═════ Passage
# Tokenize Text

## How to Access This Feature

### From + (plus) Button

There are two ways to access. One is to access from 'Add' (Plus) button.

![](https://2850417076-files.gitbook.io/~/files/v0/b/gitbook-legacy-files/o/assets%2F-M4HLCK3olgduYoe3RVS%2Fsync%2F75a2cdc7fc13b00fdce5bae450e3ff910e8d35a2.png?generation=1631253694158017\&alt=media)

Another way is to access from a column header menu.

![](https://2850417076-files.gitbook.io/~/files/v0/b/gitbook-legacy-files/o/assets%2F-M4HLCK3olgduYoe3RVS%2Fsync%2F377241753d8e1fcf6db420bff90bab3de88f2588.png?generation=1631253694160552\&alt=media)

## Parameters

![](https://2850417076-files.gitbook.io/~/files/v0/b/gitbook-legacy-files/o/assets%2F-M4HLCK3olgduYoe3RVS%2Fsync%2Fd17770067b11edf03df88afc17b87c8482e02626.png?generation=1631253694147257\&alt=media)

* Column to Tokenize - Set the text column you want to split or tokenize.
* Tokenize By - The default is "words". Select the unit of token from
  * Words
  * Sentences
* Keep Other Columns - The default is FALSE. Whether existing columns should remain.
* Keep Original Column - Whether input column should be removed. The default is No.
* With Sentence ID - Whether the sentence ID should be in the output. The default is Yes
* Remove Stopwords - Default is Yes.
* Language for Stopwords - By default it is automatically selected based on the content of the text.
* Additional Stopwords - Words to be added to the default set of stopwords.
══════════
═════ Records provided
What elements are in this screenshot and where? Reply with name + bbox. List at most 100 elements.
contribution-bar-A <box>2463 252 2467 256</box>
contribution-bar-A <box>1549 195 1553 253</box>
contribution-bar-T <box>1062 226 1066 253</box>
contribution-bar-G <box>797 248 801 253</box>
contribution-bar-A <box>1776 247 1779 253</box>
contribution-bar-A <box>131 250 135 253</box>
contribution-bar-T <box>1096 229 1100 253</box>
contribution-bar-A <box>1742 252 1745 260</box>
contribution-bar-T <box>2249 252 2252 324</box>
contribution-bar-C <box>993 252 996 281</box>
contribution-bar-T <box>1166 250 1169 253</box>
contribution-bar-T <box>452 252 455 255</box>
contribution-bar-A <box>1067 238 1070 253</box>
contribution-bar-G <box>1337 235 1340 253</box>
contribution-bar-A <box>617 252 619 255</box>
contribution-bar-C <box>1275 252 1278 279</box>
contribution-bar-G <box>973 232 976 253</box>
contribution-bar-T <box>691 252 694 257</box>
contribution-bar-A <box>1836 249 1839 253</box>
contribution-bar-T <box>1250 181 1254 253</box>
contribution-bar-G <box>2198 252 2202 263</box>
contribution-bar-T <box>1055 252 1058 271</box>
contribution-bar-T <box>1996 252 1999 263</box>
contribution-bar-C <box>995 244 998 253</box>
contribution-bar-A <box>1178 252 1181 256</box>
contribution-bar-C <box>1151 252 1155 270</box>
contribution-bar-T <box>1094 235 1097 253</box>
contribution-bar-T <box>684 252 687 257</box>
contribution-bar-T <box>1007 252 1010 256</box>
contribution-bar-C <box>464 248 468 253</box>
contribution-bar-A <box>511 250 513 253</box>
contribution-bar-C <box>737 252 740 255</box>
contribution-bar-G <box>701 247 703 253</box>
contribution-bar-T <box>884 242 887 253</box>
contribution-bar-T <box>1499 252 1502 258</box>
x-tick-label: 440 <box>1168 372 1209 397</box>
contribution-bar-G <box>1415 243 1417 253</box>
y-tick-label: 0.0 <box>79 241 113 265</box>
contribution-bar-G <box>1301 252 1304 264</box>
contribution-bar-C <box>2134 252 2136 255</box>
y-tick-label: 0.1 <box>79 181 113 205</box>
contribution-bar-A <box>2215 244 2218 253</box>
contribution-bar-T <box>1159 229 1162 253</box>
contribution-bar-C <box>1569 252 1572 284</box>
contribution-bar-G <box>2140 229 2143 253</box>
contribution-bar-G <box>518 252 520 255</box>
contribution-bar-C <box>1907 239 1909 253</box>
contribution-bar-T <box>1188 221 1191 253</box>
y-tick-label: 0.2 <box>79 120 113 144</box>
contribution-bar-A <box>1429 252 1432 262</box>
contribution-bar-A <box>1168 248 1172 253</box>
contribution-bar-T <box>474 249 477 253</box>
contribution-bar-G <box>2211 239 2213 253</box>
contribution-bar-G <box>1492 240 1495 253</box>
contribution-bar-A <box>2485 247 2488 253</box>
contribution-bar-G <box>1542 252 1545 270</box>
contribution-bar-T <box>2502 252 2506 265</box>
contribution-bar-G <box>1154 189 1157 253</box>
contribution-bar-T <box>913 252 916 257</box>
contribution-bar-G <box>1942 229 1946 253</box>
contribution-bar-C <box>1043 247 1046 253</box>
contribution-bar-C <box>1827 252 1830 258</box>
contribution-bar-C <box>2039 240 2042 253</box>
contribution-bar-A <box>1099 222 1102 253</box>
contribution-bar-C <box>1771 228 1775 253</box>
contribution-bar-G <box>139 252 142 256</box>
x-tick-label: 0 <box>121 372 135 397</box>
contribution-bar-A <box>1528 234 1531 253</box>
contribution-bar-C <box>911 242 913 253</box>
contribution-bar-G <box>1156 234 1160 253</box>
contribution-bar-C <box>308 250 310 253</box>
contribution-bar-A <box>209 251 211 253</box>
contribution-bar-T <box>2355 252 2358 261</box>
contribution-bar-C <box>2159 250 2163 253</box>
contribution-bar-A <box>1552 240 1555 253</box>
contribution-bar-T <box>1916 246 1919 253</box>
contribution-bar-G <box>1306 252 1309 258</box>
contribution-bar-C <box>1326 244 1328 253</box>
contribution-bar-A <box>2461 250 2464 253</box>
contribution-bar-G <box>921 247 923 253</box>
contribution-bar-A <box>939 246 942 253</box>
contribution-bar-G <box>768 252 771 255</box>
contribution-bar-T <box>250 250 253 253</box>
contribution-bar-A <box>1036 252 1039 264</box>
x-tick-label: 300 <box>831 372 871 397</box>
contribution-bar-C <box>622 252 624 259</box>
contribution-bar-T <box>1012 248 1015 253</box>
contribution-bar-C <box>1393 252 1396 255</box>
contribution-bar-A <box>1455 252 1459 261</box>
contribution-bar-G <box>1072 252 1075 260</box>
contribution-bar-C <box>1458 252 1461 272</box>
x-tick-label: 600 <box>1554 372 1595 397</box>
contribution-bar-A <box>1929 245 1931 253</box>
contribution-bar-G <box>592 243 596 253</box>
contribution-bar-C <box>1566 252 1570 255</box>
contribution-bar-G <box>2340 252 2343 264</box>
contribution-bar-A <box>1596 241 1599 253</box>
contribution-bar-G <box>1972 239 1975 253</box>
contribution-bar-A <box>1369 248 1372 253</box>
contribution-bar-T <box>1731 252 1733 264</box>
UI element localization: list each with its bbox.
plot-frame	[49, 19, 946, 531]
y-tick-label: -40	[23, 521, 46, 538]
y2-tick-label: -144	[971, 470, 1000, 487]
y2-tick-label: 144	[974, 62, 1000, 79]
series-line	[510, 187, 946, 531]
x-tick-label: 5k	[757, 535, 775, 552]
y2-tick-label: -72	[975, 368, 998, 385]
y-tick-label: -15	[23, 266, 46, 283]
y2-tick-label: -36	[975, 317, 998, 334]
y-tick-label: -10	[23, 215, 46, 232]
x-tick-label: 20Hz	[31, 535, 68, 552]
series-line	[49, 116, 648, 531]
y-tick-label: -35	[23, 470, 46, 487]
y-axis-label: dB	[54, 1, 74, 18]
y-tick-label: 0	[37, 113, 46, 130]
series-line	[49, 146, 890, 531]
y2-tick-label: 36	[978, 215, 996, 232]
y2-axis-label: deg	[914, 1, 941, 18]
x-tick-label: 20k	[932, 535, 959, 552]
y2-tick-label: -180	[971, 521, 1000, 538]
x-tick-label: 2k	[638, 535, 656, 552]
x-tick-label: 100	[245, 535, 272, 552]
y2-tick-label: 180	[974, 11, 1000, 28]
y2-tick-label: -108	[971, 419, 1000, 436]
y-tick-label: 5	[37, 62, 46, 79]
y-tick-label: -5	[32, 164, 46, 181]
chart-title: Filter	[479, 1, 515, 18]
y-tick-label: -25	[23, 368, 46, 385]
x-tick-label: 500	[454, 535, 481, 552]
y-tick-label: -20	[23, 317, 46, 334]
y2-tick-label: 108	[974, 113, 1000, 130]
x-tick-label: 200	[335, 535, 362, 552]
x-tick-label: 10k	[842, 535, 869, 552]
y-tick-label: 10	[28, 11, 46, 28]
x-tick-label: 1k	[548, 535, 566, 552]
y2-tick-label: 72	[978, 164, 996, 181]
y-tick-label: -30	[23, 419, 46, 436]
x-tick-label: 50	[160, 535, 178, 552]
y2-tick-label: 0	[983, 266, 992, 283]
══════════
> **Work to do**
Can you repeat the stretch of the Tokenize Text page that begins at the words "## Parameters" and stops after "set of stopwords."?

> **Response to the exercise**
## Parameters

![](https://2850417076-files.gitbook.io/~/files/v0/b/gitbook-legacy-files/o/assets%2F-M4HLCK3olgduYoe3RVS%2Fsync%2Fd17770067b11edf03df88afc17b87c8482e02626.png?generation=1631253694147257\&alt=media)

* Column to Tokenize - Set the text column you want to split or tokenize.
* Tokenize By - The default is "words". Select the unit of token from
  * Words
  * Sentences
* Keep Other Columns - The default is FALSE. Whether existing columns should remain.
* Keep Original Column - Whether input column should be removed. The default is No.
* With Sentence ID - Whether the sentence ID should be in the output. The default is Yes
* Remove Stopwords - Default is Yes.
* Language for Stopwords - By default it is automatically selected based on the content of the text.
* Additional Stopwords - Words to be added to the default set of stopwords.